==== Exercise materials

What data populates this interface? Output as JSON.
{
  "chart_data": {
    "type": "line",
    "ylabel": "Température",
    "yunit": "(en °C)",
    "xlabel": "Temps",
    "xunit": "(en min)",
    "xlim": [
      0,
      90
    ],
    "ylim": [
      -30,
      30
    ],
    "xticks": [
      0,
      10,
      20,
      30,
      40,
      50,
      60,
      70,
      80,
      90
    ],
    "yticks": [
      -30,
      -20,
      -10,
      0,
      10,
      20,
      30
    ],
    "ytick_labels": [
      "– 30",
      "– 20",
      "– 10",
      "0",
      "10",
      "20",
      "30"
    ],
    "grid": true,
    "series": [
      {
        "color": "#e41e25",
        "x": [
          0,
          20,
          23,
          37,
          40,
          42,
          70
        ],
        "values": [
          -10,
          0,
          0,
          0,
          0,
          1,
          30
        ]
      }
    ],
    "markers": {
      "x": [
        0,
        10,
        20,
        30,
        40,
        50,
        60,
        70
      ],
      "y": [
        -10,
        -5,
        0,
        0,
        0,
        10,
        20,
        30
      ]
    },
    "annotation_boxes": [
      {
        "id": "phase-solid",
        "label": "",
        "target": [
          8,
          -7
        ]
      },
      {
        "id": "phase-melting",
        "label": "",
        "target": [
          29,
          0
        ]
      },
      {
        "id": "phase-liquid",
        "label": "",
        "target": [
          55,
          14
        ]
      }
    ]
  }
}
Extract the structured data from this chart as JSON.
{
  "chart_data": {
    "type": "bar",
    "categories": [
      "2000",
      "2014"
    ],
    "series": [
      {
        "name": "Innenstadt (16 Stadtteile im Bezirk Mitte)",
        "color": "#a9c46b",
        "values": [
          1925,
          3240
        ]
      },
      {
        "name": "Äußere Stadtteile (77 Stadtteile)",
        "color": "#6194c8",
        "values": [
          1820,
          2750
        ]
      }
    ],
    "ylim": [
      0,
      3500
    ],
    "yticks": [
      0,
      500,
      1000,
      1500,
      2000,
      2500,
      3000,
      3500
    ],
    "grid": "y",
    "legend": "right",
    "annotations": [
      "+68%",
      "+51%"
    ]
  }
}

========

• **Aim of the exercise**
Check each line of the entries above, and show every one holding the word "this".

• **Task solution**
What data populates this interface? Output as JSON.
Extract the structured data from this chart as JSON.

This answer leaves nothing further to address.